- INSTRUCTIONS FOR THE TASK -
Give the records back in full, exactly as they read.

- INFORMATION SHOWN -
::::
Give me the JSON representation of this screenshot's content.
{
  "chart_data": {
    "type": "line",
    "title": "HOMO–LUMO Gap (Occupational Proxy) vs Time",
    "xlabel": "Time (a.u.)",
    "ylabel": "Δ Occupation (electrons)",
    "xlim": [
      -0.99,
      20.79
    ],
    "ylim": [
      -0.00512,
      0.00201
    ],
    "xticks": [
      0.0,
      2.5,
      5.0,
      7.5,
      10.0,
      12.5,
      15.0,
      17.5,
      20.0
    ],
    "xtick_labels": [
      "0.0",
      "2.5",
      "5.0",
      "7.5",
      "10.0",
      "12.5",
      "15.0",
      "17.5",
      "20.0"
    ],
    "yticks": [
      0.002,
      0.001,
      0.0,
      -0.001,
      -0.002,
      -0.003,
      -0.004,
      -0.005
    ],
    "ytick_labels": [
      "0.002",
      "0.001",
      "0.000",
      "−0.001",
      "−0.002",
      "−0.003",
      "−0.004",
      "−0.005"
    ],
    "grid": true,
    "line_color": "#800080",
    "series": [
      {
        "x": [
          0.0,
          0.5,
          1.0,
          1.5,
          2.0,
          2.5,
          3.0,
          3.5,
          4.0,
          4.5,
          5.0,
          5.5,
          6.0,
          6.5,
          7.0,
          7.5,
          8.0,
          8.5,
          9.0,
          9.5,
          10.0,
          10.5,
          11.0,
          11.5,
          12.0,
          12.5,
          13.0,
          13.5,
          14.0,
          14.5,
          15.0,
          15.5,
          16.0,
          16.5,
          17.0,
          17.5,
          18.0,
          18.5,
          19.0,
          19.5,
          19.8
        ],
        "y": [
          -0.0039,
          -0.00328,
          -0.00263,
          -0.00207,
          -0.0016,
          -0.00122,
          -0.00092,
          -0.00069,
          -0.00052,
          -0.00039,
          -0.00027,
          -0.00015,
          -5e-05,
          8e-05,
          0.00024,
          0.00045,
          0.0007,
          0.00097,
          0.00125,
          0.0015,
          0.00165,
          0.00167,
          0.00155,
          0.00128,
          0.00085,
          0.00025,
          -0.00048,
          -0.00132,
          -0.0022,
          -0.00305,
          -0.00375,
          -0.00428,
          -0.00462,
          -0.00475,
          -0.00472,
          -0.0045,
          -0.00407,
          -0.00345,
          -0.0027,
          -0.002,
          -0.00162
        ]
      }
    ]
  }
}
::::
- TASK OUTPUT -
Give me the JSON representation of this screenshot's content.
{
  "chart_data": {
    "type": "line",
    "title": "HOMO–LUMO Gap (Occupational Proxy) vs Time",
    "xlabel": "Time (a.u.)",
    "ylabel": "Δ Occupation (electrons)",
    "xlim": [
      -0.99,
      20.79
    ],
    "ylim": [
      -0.00512,
      0.00201
    ],
    "xticks": [
      0.0,
      2.5,
      5.0,
      7.5,
      10.0,
      12.5,
      15.0,
      17.5,
      20.0
    ],
    "xtick_labels": [
      "0.0",
      "2.5",
      "5.0",
      "7.5",
      "10.0",
      "12.5",
      "15.0",
      "17.5",
      "20.0"
    ],
    "yticks": [
      0.002,
      0.001,
      0.0,
      -0.001,
      -0.002,
      -0.003,
      -0.004,
      -0.005
    ],
    "ytick_labels": [
      "0.002",
      "0.001",
      "0.000",
      "−0.001",
      "−0.002",
      "−0.003",
      "−0.004",
      "−0.005"
    ],
    "grid": true,
    "line_color": "#800080",
    "series": [
      {
        "x": [
          0.0,
          0.5,
          1.0,
          1.5,
          2.0,
          2.5,
          3.0,
          3.5,
          4.0,
          4.5,
          5.0,
          5.5,
          6.0,
          6.5,
          7.0,
          7.5,
          8.0,
          8.5,
          9.0,
          9.5,
          10.0,
          10.5,
          11.0,
          11.5,
          12.0,
          12.5,
          13.0,
          13.5,
          14.0,
          14.5,
          15.0,
          15.5,
          16.0,
          16.5,
          17.0,
          17.5,
          18.0,
          18.5,
          19.0,
          19.5,
          19.8
        ],
        "y": [
          -0.0039,
          -0.00328,
          -0.00263,
          -0.00207,
          -0.0016,
          -0.00122,
          -0.00092,
          -0.00069,
          -0.00052,
          -0.00039,
          -0.00027,
          -0.00015,
          -5e-05,
          8e-05,
          0.00024,
          0.00045,
          0.0007,
          0.00097,
          0.00125,
          0.0015,
          0.00165,
          0.00167,
          0.00155,
          0.00128,
          0.00085,
          0.00025,
          -0.00048,
          -0.00132,
          -0.0022,
          -0.00305,
          -0.00375,
          -0.00428,
          -0.00462,
          -0.00475,
          -0.00472,
          -0.0045,
          -0.00407,
          -0.00345,
          -0.0027,
          -0.002,
          -0.00162
        ]
      }
    ]
  }
}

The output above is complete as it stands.